--- start of Raw records ---

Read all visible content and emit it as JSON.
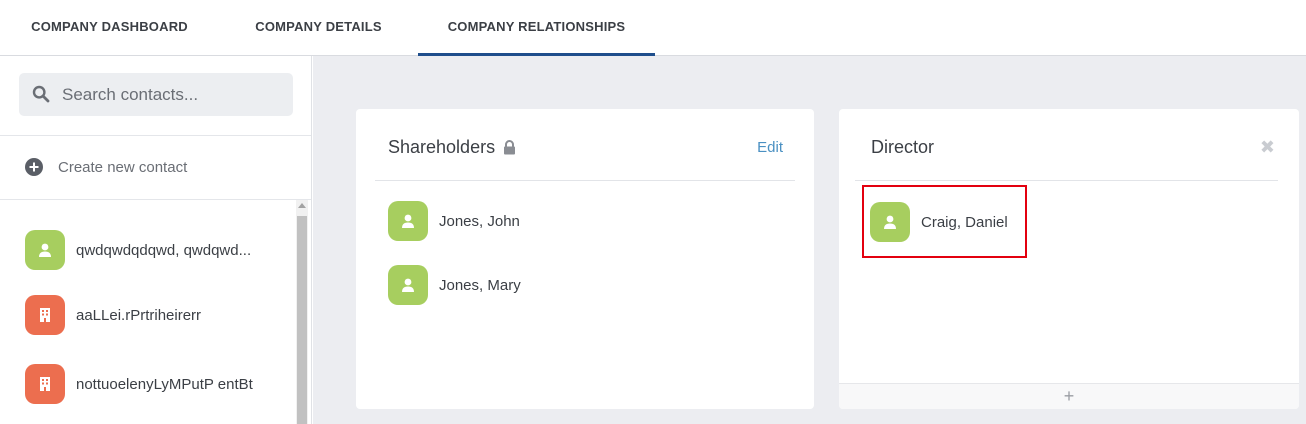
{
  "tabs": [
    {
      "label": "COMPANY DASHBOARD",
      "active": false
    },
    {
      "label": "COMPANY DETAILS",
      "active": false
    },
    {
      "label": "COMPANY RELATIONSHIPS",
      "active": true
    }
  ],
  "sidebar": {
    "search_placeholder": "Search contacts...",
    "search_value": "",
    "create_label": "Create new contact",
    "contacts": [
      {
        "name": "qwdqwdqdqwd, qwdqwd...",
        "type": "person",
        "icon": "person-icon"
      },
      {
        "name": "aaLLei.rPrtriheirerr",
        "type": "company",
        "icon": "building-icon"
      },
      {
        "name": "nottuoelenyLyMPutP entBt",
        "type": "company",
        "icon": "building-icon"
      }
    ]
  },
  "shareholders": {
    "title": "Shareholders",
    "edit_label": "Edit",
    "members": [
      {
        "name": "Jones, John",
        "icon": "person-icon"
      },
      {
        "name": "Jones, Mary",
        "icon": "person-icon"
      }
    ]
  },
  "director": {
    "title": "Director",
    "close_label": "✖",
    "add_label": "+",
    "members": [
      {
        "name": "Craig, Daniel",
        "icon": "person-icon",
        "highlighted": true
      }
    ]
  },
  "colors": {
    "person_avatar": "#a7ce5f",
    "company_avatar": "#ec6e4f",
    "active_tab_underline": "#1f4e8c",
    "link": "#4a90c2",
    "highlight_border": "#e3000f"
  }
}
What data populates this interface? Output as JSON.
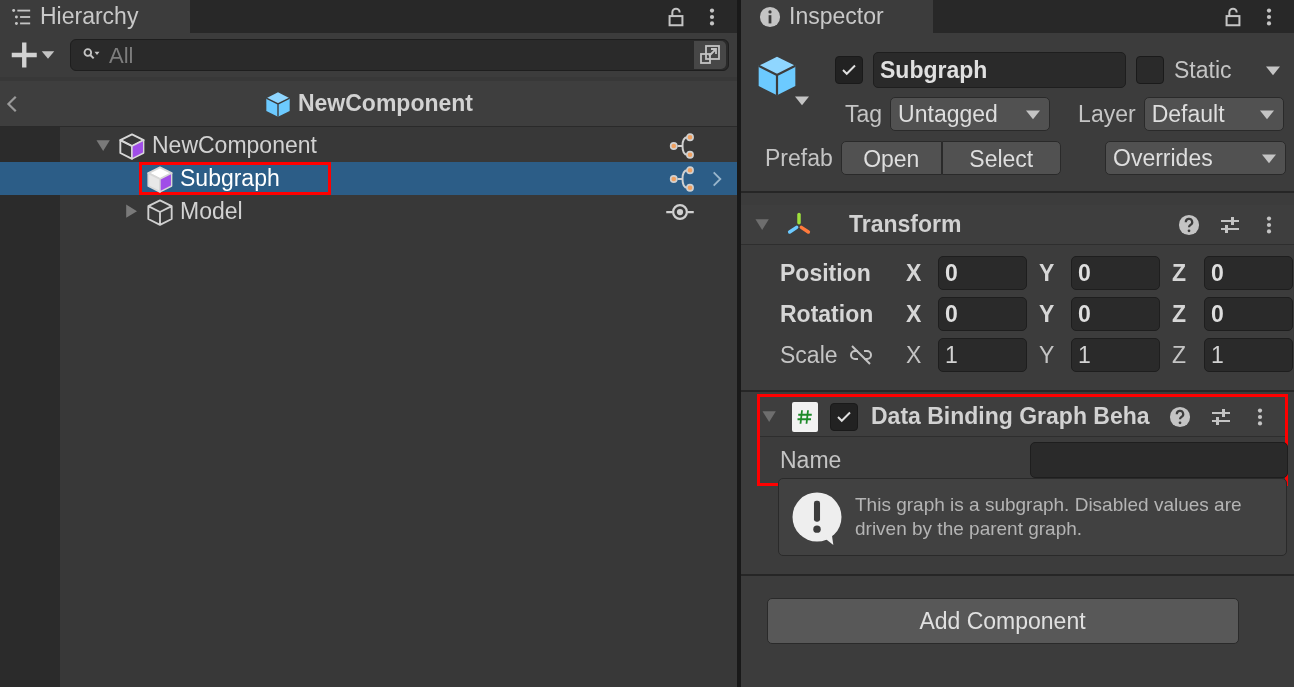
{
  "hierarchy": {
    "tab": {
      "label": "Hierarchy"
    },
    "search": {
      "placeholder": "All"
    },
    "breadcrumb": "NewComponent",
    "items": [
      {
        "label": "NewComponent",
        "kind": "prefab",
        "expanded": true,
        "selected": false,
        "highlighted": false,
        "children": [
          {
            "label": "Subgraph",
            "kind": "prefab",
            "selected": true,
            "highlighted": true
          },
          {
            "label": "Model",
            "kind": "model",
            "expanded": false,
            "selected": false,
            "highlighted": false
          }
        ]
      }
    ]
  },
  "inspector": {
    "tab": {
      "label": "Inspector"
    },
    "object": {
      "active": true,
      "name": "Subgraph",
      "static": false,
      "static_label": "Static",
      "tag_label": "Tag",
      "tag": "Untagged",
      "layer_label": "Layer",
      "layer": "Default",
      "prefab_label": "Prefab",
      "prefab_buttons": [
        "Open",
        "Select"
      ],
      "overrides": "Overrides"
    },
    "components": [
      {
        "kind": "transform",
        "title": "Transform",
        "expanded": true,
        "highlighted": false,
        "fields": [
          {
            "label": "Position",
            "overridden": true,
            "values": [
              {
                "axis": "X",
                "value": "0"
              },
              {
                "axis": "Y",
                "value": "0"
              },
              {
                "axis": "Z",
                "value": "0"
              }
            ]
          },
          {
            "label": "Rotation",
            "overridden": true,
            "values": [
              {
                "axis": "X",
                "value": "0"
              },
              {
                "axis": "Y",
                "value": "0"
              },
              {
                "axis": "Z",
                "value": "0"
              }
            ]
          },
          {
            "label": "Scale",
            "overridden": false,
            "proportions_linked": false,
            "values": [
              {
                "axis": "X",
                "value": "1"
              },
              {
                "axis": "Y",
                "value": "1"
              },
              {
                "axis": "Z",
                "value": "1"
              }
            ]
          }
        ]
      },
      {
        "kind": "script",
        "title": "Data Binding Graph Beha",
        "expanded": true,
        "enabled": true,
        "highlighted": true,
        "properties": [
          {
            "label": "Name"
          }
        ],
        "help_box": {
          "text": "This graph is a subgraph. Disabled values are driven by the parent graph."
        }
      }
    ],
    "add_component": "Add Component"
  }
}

--- end of Raw records ---
--- start of Raw records ---

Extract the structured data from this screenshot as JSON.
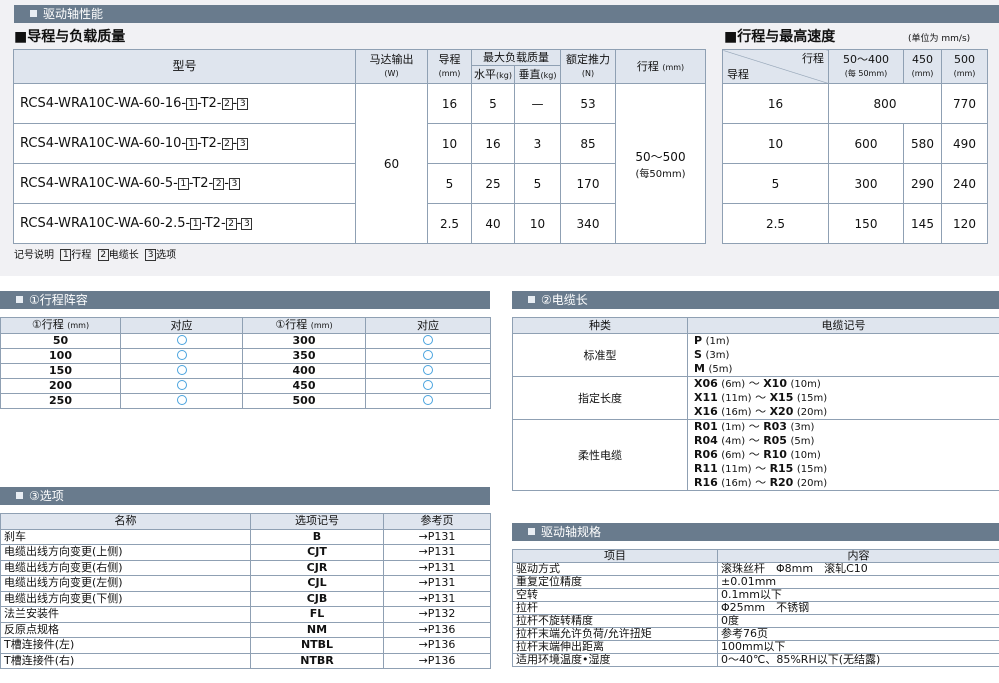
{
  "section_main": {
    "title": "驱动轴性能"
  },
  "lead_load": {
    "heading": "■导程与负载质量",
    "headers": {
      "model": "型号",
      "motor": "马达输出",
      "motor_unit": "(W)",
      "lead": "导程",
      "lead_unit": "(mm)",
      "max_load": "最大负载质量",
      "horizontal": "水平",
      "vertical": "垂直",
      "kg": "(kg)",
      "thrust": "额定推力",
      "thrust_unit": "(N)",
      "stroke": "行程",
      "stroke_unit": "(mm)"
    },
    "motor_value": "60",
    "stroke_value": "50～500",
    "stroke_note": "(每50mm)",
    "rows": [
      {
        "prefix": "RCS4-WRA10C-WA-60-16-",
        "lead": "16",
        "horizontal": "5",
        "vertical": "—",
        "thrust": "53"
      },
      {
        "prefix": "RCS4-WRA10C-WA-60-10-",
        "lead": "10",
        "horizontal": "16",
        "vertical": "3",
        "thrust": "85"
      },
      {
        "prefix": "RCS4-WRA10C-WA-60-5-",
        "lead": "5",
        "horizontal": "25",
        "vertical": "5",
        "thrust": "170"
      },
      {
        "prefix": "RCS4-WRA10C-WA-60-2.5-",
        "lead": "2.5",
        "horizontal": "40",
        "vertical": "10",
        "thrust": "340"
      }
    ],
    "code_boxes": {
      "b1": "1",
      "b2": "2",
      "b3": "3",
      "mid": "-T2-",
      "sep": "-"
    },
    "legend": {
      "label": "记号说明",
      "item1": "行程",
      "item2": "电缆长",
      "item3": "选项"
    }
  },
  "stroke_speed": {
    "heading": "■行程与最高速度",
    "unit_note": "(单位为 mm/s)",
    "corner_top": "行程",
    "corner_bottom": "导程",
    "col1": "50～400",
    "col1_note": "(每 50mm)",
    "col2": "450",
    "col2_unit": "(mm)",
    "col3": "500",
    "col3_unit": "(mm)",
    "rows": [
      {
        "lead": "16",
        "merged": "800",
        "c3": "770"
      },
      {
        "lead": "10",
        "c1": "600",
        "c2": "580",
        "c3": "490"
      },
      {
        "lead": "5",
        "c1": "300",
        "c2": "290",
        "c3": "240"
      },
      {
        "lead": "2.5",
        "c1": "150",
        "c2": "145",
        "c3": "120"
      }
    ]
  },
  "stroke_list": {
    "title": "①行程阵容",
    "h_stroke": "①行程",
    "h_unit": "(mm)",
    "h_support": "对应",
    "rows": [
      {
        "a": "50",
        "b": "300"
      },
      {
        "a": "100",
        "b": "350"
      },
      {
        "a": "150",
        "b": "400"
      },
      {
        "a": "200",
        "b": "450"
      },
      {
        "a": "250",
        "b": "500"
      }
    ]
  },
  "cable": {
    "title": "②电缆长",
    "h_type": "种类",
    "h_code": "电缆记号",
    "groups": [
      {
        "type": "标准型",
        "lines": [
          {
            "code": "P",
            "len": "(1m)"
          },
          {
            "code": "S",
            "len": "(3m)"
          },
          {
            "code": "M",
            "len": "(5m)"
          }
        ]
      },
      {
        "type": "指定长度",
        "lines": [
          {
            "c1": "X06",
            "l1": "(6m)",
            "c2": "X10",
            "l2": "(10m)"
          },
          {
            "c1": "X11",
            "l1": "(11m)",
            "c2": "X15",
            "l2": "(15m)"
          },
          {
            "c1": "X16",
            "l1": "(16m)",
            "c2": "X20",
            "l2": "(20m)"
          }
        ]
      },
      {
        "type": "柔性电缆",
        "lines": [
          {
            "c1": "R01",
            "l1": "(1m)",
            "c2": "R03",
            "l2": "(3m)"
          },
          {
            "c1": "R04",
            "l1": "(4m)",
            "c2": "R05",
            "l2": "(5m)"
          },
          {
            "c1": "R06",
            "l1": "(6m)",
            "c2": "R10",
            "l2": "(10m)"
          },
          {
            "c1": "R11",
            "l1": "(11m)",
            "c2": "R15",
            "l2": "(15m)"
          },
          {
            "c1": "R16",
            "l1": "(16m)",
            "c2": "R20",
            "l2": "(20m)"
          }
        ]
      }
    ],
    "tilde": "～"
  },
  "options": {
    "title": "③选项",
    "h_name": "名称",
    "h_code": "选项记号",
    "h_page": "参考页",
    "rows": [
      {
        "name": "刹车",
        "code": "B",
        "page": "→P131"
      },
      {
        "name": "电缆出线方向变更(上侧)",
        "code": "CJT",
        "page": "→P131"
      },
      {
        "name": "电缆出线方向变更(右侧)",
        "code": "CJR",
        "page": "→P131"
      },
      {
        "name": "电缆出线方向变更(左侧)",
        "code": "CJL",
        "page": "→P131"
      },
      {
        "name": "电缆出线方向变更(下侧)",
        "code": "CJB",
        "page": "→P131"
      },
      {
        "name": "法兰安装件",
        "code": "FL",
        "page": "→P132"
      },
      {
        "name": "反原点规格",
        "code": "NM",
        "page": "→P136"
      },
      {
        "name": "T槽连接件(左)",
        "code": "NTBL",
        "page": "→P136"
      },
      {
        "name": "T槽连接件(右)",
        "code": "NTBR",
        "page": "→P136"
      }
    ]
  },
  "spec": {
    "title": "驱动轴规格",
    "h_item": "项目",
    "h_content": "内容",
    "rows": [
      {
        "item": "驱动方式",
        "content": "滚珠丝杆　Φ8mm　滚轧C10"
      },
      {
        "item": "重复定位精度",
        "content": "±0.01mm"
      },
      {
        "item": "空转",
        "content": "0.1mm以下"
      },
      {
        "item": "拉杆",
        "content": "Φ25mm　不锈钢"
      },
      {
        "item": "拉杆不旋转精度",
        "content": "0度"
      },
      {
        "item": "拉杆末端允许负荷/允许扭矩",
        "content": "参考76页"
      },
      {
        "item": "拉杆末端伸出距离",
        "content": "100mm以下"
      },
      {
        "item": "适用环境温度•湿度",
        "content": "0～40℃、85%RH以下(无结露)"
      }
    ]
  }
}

--- end of Raw records ---
--- start of Raw records ---

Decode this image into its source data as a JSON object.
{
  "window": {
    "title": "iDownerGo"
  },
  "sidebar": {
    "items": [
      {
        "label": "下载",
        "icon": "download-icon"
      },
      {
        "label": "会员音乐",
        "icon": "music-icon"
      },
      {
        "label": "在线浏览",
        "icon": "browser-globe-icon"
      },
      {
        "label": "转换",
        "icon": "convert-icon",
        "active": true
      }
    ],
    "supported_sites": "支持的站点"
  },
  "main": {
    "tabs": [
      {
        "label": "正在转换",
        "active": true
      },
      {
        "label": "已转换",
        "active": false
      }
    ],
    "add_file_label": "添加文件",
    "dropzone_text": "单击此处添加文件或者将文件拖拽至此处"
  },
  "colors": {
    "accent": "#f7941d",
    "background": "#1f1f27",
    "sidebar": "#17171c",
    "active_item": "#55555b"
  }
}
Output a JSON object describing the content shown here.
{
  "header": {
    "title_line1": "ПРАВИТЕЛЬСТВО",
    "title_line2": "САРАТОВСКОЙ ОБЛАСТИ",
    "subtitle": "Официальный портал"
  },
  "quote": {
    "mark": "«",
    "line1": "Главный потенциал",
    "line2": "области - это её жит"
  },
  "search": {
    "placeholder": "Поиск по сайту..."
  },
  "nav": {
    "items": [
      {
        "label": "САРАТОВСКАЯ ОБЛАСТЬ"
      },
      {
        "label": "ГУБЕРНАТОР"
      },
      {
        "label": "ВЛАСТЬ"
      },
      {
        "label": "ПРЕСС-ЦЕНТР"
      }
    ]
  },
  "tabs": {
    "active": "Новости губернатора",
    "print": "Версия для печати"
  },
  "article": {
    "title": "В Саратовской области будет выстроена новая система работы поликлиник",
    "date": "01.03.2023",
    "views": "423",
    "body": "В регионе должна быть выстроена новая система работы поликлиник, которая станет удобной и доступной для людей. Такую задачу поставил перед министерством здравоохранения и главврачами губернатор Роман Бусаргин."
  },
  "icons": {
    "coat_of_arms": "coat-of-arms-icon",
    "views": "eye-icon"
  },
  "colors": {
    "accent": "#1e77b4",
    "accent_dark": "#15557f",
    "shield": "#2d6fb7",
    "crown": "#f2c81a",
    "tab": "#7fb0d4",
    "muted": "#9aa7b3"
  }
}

--- end of Raw records ---

- _Exercise task_: Tell how many lines in the records above contain "selected", giving the number and no other words.

- _Solution to the problem_: 3